▶ **PAGE EXTRACT**

December 19, 2012: 1:01 PM ET

The Justice Department's case against UBS shows borrowers were likely hurt.

Charged with Libor fraud

Charged with Libor fraud

FORTUNE -- Early on in the Libor scandal, there was a sense that the systematic rigging of a key lending rate was a victimless crime. Wednesday's Justice Department charges against UBS should finally dispel that notion.

It was assumed that if Libor rates had been pushed lower, as appeared to be the case, borrowers would have benefited. Even some municipal finance chiefs who had likely lost money on interest rate swap contracts said they weren't sure they were net Libor losers. Lower rates may have saved them money elsewhere. If you can't identify a victim, is it a crime?

The new government charges show that traders regularly pushed lending rates up as well as down. In an electronic chat with a fellow trader, Thomas Hayes, one of the UBS (UBS) traders charged by the Justice Department with fraud, wrote in early February 2007, "3m [three-month] libor is too high because I have kept it too high."

MORE: Four fixes to the libor scandal

Some have argued that the Libor scandal had nothing to do with the financial crisis. That now seems less true as well. The housing market crashed in part because people could no long pay their mortgages. If Libor manipulation added to borrowers' hardships, then it was a factor too. The Libor scandal proves once again that banks sold risky products, in this case mortgages tied to Libor, and then gamed the system in order to make sure they would profit. Isn't that precisely what's at the heart of what caused the financial crisis?

▶ **TASKS TO CARRY OUT**
(1) Copy the entries word for word, starting at the line containing "Enumerate the UI" and ending after the line containing "policy-table: NAME Cisco". Omit the picture.
(2) Pick up the article on the Libor scandal where it stops and keep writing.
The article and the entries below it come from unrelated sources.

▶ **EXTRACTED INFORMATION**
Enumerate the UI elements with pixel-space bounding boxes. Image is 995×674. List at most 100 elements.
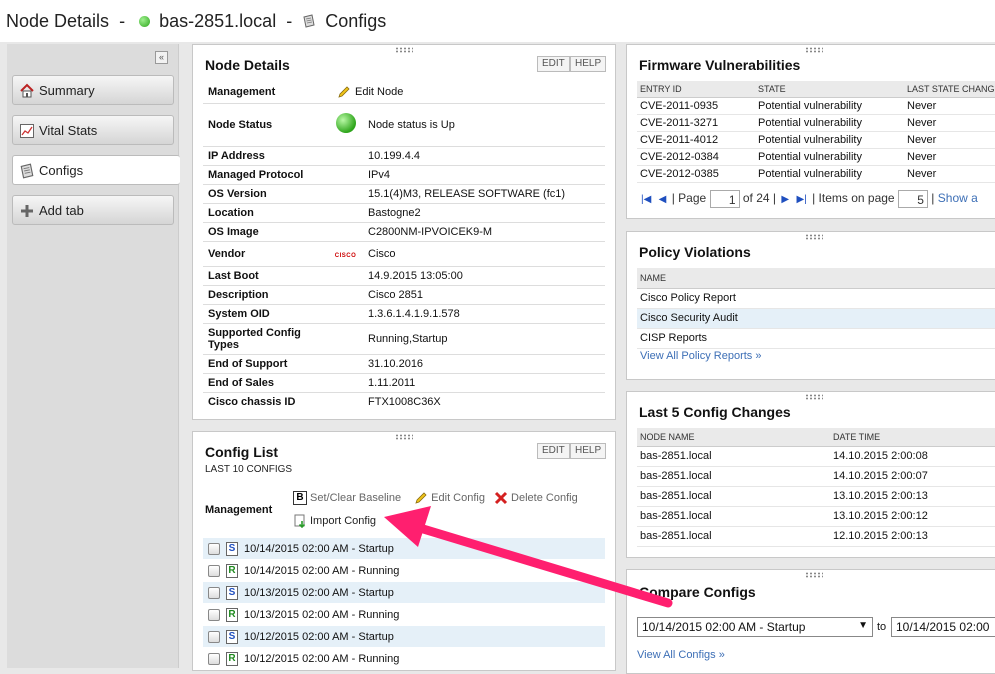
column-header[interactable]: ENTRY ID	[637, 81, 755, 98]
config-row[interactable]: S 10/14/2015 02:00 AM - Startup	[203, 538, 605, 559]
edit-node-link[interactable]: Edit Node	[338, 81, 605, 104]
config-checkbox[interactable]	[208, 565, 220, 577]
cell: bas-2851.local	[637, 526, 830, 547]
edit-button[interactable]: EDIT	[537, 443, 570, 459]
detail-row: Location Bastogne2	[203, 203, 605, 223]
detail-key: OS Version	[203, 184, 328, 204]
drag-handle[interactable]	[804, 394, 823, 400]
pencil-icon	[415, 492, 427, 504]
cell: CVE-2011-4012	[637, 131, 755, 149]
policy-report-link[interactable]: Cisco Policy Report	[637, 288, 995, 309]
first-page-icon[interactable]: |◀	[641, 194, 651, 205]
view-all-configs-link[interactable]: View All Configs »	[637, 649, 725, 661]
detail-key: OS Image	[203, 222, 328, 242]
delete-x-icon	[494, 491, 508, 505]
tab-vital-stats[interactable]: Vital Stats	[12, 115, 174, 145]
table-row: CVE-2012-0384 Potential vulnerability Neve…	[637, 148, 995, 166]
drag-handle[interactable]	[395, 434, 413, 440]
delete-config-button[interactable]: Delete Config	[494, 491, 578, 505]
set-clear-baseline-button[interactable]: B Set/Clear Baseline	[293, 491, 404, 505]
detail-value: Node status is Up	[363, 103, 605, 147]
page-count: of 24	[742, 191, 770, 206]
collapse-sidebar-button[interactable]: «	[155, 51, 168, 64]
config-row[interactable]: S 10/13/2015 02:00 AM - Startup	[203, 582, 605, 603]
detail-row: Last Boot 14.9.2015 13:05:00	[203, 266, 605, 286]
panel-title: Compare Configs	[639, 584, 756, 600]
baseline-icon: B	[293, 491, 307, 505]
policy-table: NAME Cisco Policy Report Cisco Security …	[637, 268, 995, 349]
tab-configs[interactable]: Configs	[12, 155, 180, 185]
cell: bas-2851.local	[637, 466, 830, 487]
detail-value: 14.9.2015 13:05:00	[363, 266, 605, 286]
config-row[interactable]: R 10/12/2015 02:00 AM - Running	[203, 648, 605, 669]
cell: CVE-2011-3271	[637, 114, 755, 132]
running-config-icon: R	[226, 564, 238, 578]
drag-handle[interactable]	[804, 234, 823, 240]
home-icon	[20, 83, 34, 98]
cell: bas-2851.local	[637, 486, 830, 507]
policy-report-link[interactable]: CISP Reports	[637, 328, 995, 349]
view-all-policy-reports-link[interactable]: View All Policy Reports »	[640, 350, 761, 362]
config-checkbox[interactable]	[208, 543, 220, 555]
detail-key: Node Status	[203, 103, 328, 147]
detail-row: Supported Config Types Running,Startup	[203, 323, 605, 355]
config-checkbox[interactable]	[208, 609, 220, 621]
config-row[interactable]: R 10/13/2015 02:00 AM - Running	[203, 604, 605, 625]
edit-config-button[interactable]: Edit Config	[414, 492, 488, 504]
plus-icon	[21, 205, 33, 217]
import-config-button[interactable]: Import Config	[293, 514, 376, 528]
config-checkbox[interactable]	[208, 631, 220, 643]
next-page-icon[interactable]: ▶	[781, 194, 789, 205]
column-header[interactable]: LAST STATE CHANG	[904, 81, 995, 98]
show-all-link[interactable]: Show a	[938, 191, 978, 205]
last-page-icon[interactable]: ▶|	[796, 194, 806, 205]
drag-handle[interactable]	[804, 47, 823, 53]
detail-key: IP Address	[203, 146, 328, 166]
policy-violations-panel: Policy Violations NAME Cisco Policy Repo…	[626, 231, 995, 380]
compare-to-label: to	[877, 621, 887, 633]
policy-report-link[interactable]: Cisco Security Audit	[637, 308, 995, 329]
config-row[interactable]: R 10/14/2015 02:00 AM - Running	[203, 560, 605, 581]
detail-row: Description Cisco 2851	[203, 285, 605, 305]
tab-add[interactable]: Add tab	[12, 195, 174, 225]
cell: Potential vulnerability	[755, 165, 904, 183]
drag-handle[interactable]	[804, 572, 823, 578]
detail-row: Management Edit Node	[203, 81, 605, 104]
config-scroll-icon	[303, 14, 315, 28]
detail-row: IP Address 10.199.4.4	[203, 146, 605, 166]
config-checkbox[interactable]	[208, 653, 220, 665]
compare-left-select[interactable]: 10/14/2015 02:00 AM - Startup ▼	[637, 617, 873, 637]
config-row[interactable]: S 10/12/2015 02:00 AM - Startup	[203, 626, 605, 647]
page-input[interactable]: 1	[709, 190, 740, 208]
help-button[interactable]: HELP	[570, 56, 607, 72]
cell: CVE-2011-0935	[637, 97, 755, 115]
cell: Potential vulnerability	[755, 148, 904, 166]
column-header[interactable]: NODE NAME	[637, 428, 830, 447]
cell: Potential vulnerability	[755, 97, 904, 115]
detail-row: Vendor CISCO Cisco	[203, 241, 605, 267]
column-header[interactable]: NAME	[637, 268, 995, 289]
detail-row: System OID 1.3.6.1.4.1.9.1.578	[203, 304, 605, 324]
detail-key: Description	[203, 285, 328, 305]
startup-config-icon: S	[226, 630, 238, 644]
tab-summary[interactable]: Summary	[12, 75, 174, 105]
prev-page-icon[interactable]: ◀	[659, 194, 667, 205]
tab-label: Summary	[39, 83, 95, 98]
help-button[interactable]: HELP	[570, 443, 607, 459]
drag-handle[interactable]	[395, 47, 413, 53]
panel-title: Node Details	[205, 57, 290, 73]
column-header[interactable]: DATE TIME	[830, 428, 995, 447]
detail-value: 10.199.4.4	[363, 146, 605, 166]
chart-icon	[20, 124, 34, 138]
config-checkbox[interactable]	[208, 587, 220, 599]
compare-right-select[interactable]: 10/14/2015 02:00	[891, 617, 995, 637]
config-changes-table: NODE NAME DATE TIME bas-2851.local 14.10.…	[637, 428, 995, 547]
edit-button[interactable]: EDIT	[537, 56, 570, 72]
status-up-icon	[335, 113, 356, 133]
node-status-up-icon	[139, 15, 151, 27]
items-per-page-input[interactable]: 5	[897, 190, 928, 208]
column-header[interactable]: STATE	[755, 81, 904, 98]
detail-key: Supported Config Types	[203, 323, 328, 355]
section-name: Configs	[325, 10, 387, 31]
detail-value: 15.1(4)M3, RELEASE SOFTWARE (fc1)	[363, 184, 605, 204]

...

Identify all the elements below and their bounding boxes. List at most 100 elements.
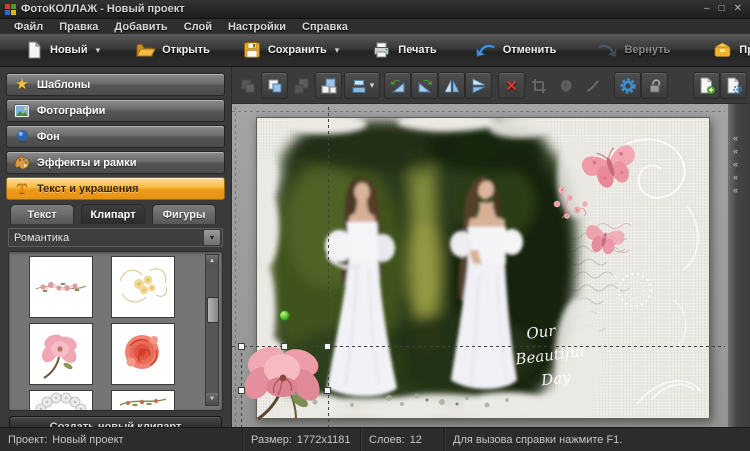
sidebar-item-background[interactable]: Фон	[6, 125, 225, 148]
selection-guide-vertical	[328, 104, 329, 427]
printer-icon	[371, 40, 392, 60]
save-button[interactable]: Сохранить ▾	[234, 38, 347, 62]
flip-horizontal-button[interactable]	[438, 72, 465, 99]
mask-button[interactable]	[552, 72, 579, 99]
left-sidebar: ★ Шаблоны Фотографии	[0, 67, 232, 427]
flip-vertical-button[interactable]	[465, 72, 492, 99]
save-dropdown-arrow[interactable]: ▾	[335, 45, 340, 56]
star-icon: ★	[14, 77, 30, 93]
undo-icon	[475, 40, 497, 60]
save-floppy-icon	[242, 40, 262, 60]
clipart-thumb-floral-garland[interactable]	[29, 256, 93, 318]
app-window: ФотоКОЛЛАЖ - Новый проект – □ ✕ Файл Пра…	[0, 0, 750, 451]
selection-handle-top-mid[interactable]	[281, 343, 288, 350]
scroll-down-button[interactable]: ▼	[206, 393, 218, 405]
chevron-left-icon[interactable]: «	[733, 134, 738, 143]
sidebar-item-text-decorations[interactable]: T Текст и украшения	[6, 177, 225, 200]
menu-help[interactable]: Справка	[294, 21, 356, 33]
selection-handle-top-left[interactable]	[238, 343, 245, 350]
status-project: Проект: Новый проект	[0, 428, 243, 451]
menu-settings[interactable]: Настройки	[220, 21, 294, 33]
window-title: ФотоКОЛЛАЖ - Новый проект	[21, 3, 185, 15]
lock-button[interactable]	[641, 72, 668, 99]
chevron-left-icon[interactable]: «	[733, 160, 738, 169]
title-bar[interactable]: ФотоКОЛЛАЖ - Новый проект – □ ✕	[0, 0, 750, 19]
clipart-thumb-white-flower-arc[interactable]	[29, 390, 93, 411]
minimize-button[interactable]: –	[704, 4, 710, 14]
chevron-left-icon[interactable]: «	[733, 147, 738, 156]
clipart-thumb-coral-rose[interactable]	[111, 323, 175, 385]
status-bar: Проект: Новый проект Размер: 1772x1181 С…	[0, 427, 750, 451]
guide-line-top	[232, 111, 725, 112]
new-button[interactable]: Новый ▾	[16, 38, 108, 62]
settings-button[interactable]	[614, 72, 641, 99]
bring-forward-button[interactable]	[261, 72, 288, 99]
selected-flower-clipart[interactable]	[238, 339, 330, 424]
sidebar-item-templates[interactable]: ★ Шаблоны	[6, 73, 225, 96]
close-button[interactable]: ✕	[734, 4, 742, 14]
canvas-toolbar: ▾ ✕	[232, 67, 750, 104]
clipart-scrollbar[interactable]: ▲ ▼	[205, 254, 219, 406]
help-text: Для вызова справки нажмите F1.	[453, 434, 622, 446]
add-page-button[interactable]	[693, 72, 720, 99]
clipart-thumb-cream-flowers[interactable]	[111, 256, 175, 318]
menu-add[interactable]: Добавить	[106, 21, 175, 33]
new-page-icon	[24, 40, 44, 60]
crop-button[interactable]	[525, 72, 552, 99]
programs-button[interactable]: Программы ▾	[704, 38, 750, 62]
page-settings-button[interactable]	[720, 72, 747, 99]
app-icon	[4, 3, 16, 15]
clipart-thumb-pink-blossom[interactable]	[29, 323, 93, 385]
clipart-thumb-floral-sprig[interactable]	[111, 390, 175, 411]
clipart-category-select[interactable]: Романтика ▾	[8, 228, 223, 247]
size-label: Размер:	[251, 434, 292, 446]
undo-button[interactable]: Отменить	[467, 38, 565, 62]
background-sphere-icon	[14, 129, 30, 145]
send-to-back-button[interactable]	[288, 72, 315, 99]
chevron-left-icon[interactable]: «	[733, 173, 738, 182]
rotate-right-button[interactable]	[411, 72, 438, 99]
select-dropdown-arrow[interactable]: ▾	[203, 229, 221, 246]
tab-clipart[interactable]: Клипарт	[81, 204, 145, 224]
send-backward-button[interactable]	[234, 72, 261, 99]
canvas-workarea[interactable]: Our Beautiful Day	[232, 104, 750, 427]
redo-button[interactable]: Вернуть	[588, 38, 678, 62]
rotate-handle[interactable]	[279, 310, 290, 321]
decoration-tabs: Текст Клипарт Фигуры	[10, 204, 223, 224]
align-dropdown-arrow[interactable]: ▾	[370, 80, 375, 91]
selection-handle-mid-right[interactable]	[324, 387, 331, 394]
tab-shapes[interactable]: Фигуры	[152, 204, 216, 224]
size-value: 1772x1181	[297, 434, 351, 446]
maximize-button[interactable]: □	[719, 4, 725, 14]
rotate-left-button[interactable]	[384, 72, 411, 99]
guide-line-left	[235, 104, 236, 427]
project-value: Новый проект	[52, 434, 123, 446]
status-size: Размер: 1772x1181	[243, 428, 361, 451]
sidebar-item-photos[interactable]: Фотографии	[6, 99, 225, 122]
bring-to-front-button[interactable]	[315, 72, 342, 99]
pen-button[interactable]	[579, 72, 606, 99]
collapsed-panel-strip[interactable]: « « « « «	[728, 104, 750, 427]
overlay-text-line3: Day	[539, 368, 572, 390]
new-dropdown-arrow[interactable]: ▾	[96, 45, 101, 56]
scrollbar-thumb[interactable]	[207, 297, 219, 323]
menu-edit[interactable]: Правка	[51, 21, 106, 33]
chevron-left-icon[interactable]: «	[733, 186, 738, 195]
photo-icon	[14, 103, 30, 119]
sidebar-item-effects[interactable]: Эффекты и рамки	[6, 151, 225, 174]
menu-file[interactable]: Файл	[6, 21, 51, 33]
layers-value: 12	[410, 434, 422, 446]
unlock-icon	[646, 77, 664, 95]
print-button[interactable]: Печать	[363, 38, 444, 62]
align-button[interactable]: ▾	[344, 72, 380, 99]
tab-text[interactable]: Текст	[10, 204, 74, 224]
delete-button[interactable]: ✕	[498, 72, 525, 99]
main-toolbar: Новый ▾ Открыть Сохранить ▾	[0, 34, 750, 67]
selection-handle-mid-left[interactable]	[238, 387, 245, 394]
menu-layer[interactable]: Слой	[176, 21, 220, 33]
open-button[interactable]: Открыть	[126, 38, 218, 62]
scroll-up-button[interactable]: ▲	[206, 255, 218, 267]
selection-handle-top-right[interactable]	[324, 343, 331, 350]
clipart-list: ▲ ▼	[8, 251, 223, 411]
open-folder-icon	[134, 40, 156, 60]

* * *

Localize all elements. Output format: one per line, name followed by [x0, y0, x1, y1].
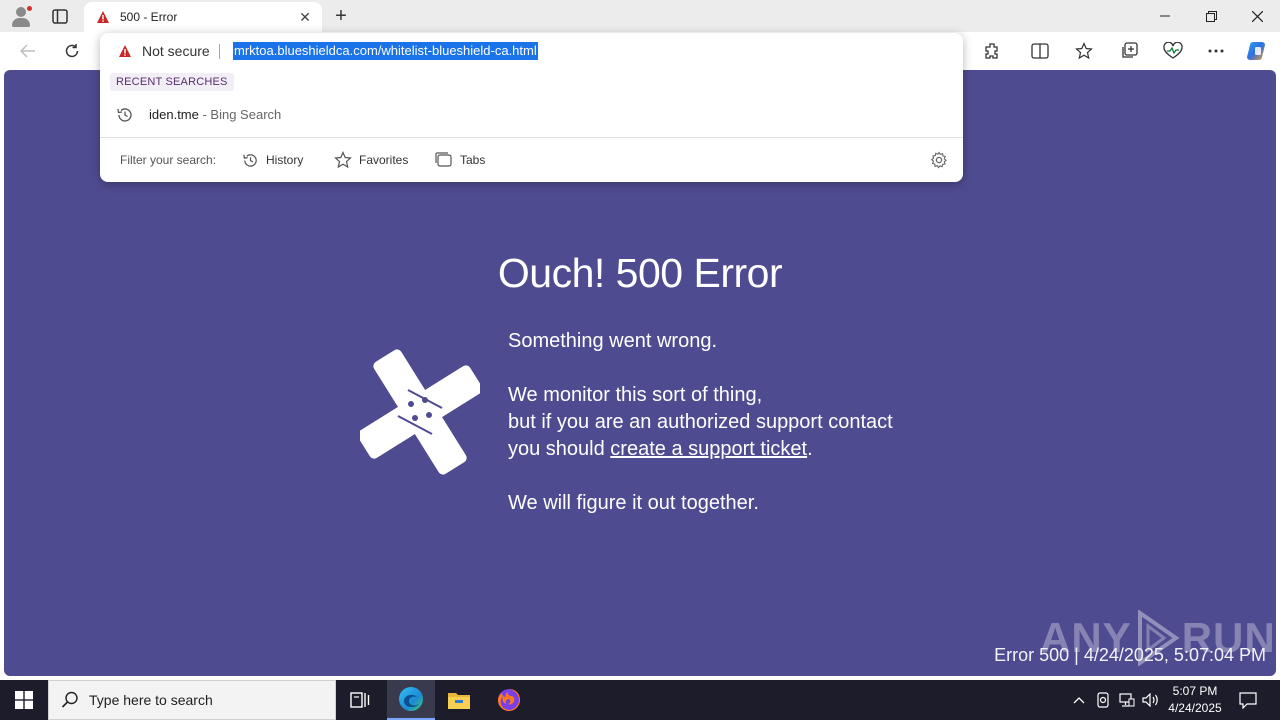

▶ **FINAL ANSWERS**
(1)
Enumerate the UI elements with pixel-space bounding boxes. Image is 995×674. List at most 100 elements.
column-header[interactable]: ENTRY ID	[637, 81, 755, 98]
config-row[interactable]: S 10/14/2015 02:00 AM - Startup	[203, 538, 605, 559]
edit-node-link[interactable]: Edit Node	[338, 81, 605, 104]
config-checkbox[interactable]	[208, 565, 220, 577]
cell: bas-2851.local	[637, 526, 830, 547]
edit-button[interactable]: EDIT	[537, 443, 570, 459]
detail-row: Location Bastogne2	[203, 203, 605, 223]
detail-key: OS Version	[203, 184, 328, 204]
drag-handle[interactable]	[804, 394, 823, 400]
pencil-icon	[415, 492, 427, 504]
cell: CVE-2011-4012	[637, 131, 755, 149]
policy-report-link[interactable]: Cisco Policy Report	[637, 288, 995, 309]
first-page-icon[interactable]: |◀	[641, 194, 651, 205]
view-all-configs-link[interactable]: View All Configs »	[637, 649, 725, 661]
detail-key: OS Image	[203, 222, 328, 242]
delete-x-icon	[494, 491, 508, 505]
tab-vital-stats[interactable]: Vital Stats	[12, 115, 174, 145]
table-row: CVE-2012-0384 Potential vulnerability Neve…	[637, 148, 995, 166]
drag-handle[interactable]	[395, 434, 413, 440]
delete-config-button[interactable]: Delete Config	[494, 491, 578, 505]
set-clear-baseline-button[interactable]: B Set/Clear Baseline	[293, 491, 404, 505]
detail-value: Node status is Up	[363, 103, 605, 147]
page-count: of 24	[742, 191, 770, 206]
collapse-sidebar-button[interactable]: «	[155, 51, 168, 64]
config-row[interactable]: S 10/13/2015 02:00 AM - Startup	[203, 582, 605, 603]
detail-row: Last Boot 14.9.2015 13:05:00	[203, 266, 605, 286]
panel-title: Compare Configs	[639, 584, 756, 600]
baseline-icon: B	[293, 491, 307, 505]
policy-table: NAME Cisco Policy Report Cisco Security …	[637, 268, 995, 349]

(2)
The other thing we got from the Justice Department's Libor charges, which has been sorely missed in the financial crisis investigations, were some actual villains. Hayes ran a global rate-rigging crew, driven by bribes and promises of profits. Along with Hayes, the U.S. charged former UBS trader Roger Darin with criminal conspiracy. Hayes was also charged with wire fraud. As with the charges against Barclays (BCS), it's amazing once again just how many people knew Libor was being manipulated and were involved. The U.K.'s Financial Services Authority, which also charged UBS with fraud, said that more than 40 individuals at UBS were involved, including managers and senior managers.

Hayes apparently got traders at other firms to go along, according to the Justice Department. In at least one instance, Hayes apparently got individuals at so-called inter-dealer brokers, which execute transactions between banks, to display fake quotes in order to trick other traders into moving the market in the direction he wanted.

MORE: Citigroup may have been the biggest Libor liar

Still, even knowing that borrowing rates were pushed up as well as down and that this was a vast conspiracy, it's hard to determine who was hurt and by how much. But that makes it more commendable that regulators pushed forward with their investigation and brought charges related to Libor manipulation. Financial markets are more diffuse than ever. And market manipulation is all about figuring out how to take as little as possible from as many people as possible in order to not get detected. When we are all equal losers, it's hard to see it.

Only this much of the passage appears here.